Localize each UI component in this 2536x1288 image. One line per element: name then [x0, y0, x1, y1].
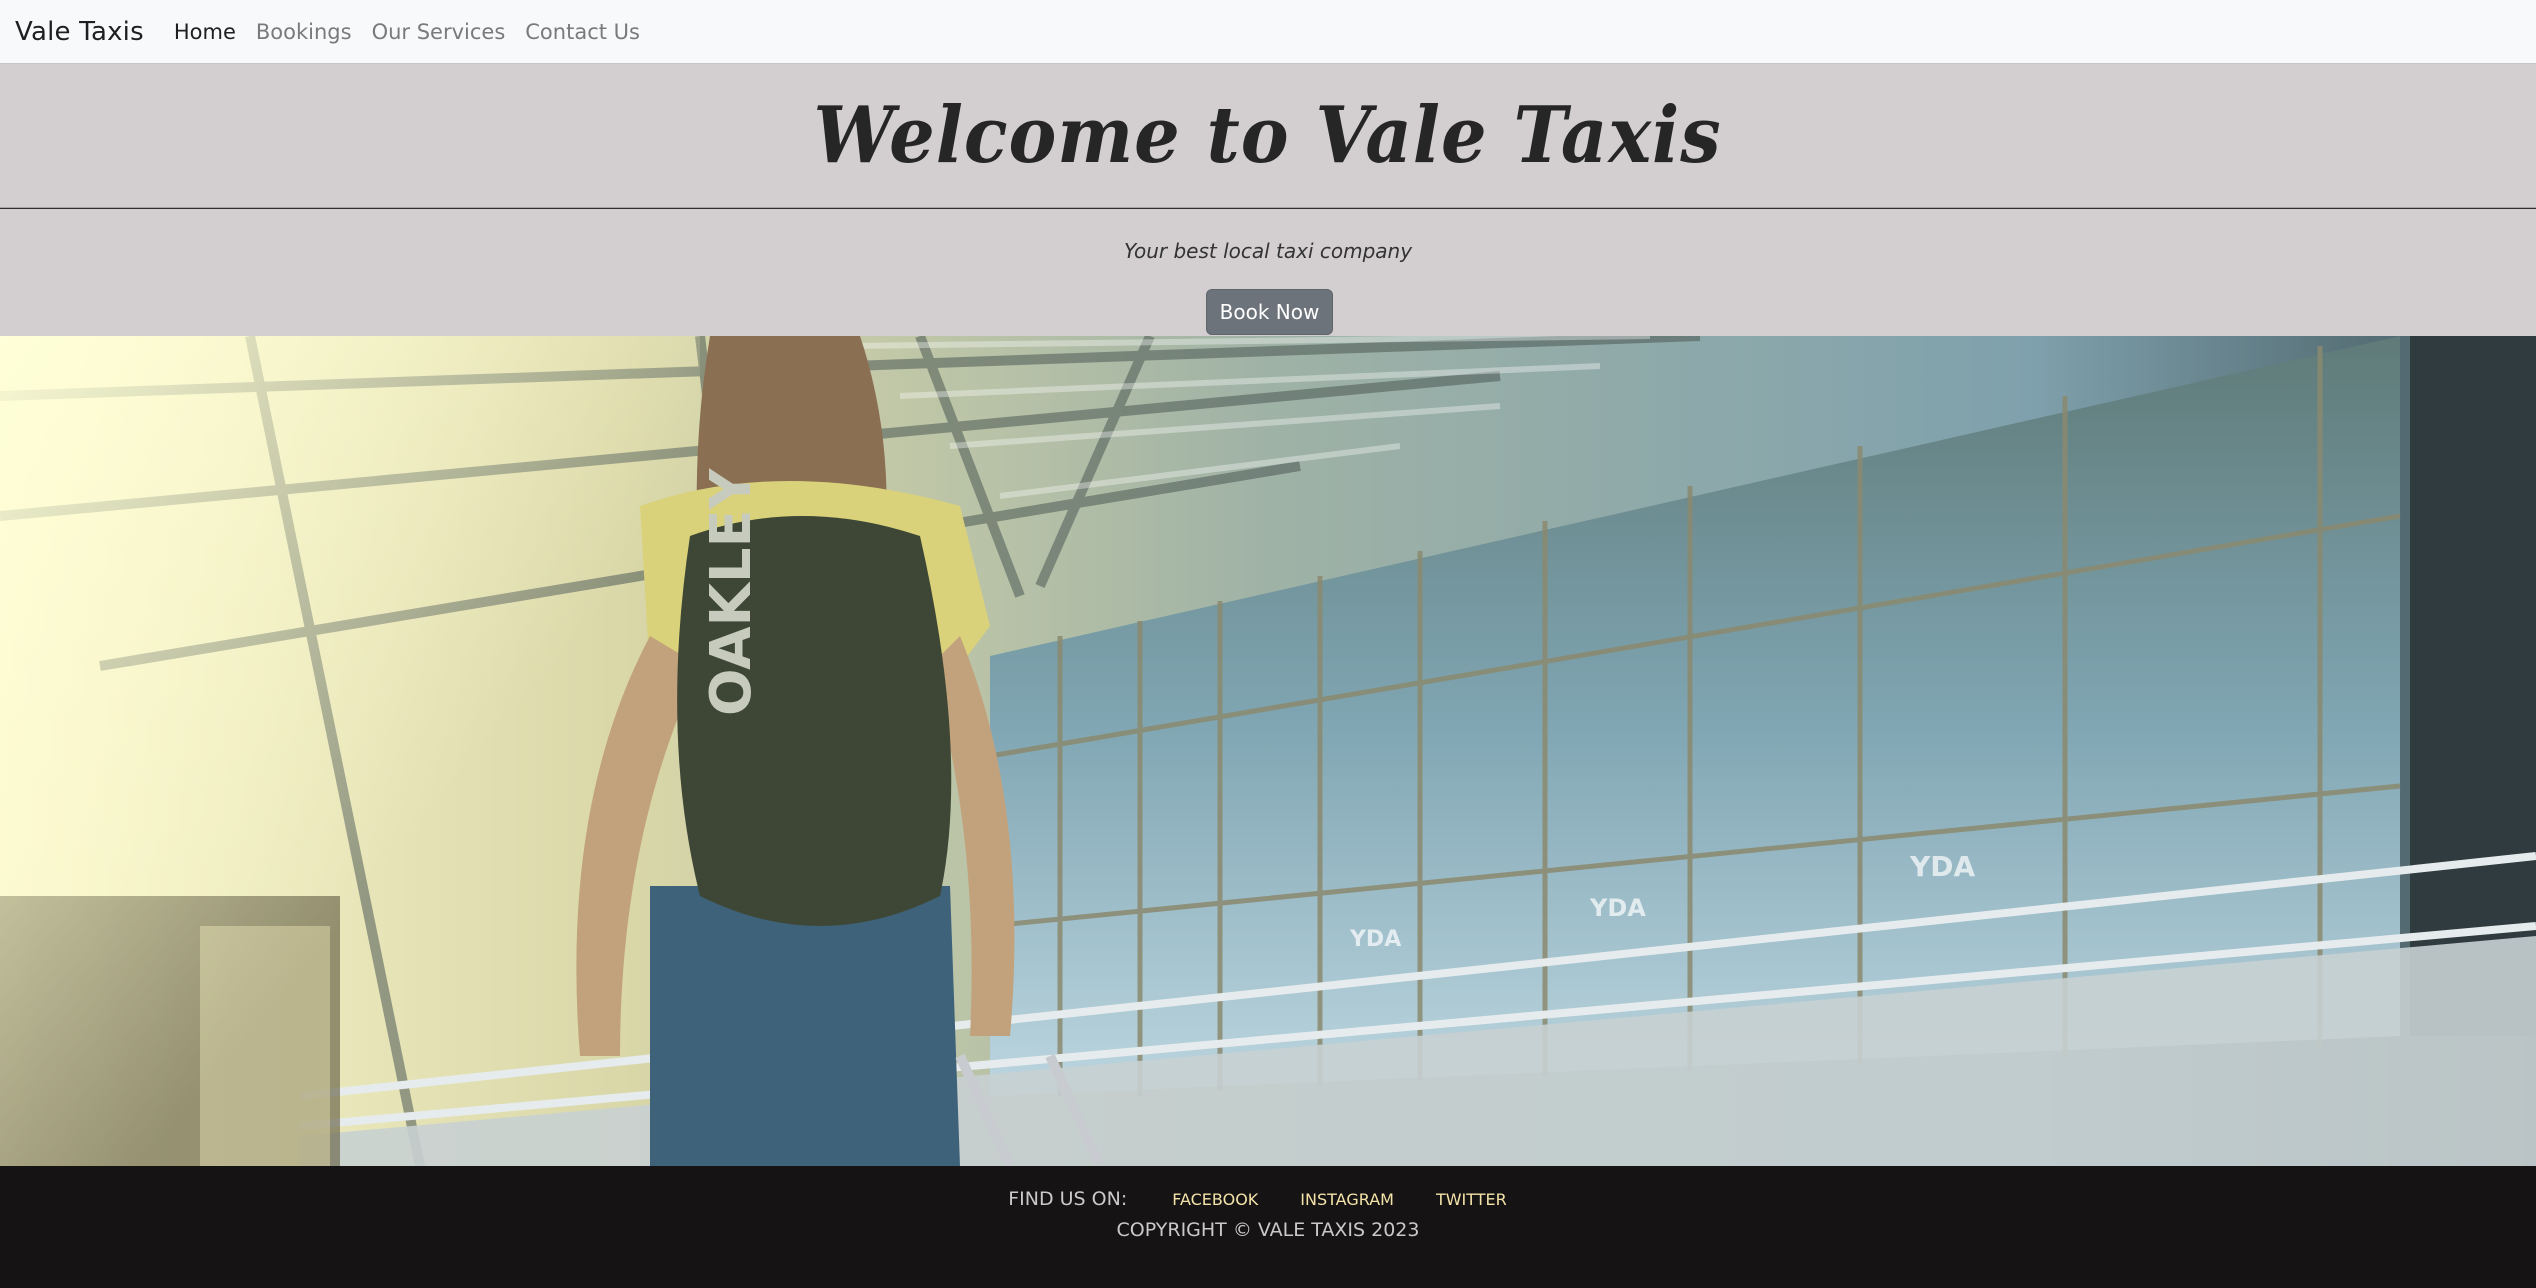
nav-bookings[interactable]: Bookings [256, 20, 352, 44]
nav-contact-us[interactable]: Contact Us [525, 20, 640, 44]
find-us-label: FIND US ON: [1008, 1188, 1128, 1210]
nav-our-services[interactable]: Our Services [372, 20, 506, 44]
brand-link[interactable]: Vale Taxis [15, 17, 144, 47]
footer: FIND US ON: FACEBOOK INSTAGRAM TWITTER C… [0, 1166, 2536, 1288]
social-row: FIND US ON: FACEBOOK INSTAGRAM TWITTER [0, 1188, 2536, 1210]
signage-text-2: YDA [1589, 894, 1646, 922]
hero-illustration: OAKLEY YDA YDA YDA [0, 336, 2536, 1166]
welcome-band: Welcome to Vale Taxis [0, 64, 2536, 208]
tagline-band: Your best local taxi company Book Now [0, 209, 2536, 336]
backpack-logo-text: OAKLEY [699, 467, 764, 716]
nav-home[interactable]: Home [174, 20, 236, 44]
twitter-link[interactable]: TWITTER [1436, 1190, 1507, 1209]
instagram-link[interactable]: INSTAGRAM [1300, 1190, 1394, 1209]
signage-text-3: YDA [1909, 850, 1976, 883]
tagline: Your best local taxi company [1123, 239, 1413, 263]
copyright-text: COPYRIGHT © VALE TAXIS 2023 [1116, 1219, 1420, 1241]
book-now-button[interactable]: Book Now [1206, 289, 1333, 335]
signage-text-1: YDA [1349, 927, 1401, 952]
facebook-link[interactable]: FACEBOOK [1172, 1190, 1258, 1209]
page-title: Welcome to Vale Taxis [813, 90, 1723, 181]
navbar: Vale Taxis Home Bookings Our Services Co… [0, 0, 2536, 64]
hero-image: OAKLEY YDA YDA YDA [0, 336, 2536, 1166]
————
*Stated goal:* Copy out every row above word for word, leaving out the picture.

*Response to the exercise:*
Localize each UI component in this 2536x1288 image. One line per element: name then [x0, y0, x1, y1].
nav-bookings[interactable]: Bookings [256, 20, 352, 44]
nav-contact-us[interactable]: Contact Us [525, 20, 640, 44]
find-us-label: FIND US ON: [1008, 1188, 1128, 1210]
nav-our-services[interactable]: Our Services [372, 20, 506, 44]
brand-link[interactable]: Vale Taxis [15, 17, 144, 47]
footer: FIND US ON: FACEBOOK INSTAGRAM TWITTER C… [0, 1166, 2536, 1288]
social-row: FIND US ON: FACEBOOK INSTAGRAM TWITTER [0, 1188, 2536, 1210]
signage-text-2: YDA [1589, 894, 1646, 922]
hero-illustration: OAKLEY YDA YDA YDA [0, 336, 2536, 1166]
welcome-band: Welcome to Vale Taxis [0, 64, 2536, 208]
tagline-band: Your best local taxi company Book Now [0, 209, 2536, 336]
backpack-logo-text: OAKLEY [699, 467, 764, 716]
nav-home[interactable]: Home [174, 20, 236, 44]
twitter-link[interactable]: TWITTER [1436, 1190, 1507, 1209]
instagram-link[interactable]: INSTAGRAM [1300, 1190, 1394, 1209]
signage-text-3: YDA [1909, 850, 1976, 883]
tagline: Your best local taxi company [1123, 239, 1413, 263]
copyright-text: COPYRIGHT © VALE TAXIS 2023 [1116, 1219, 1420, 1241]
book-now-button[interactable]: Book Now [1206, 289, 1333, 335]
signage-text-1: YDA [1349, 927, 1401, 952]
facebook-link[interactable]: FACEBOOK [1172, 1190, 1258, 1209]
page-title: Welcome to Vale Taxis [813, 90, 1723, 181]
navbar: Vale Taxis Home Bookings Our Services Co… [0, 0, 2536, 64]
hero-image: OAKLEY YDA YDA YDA [0, 336, 2536, 1166]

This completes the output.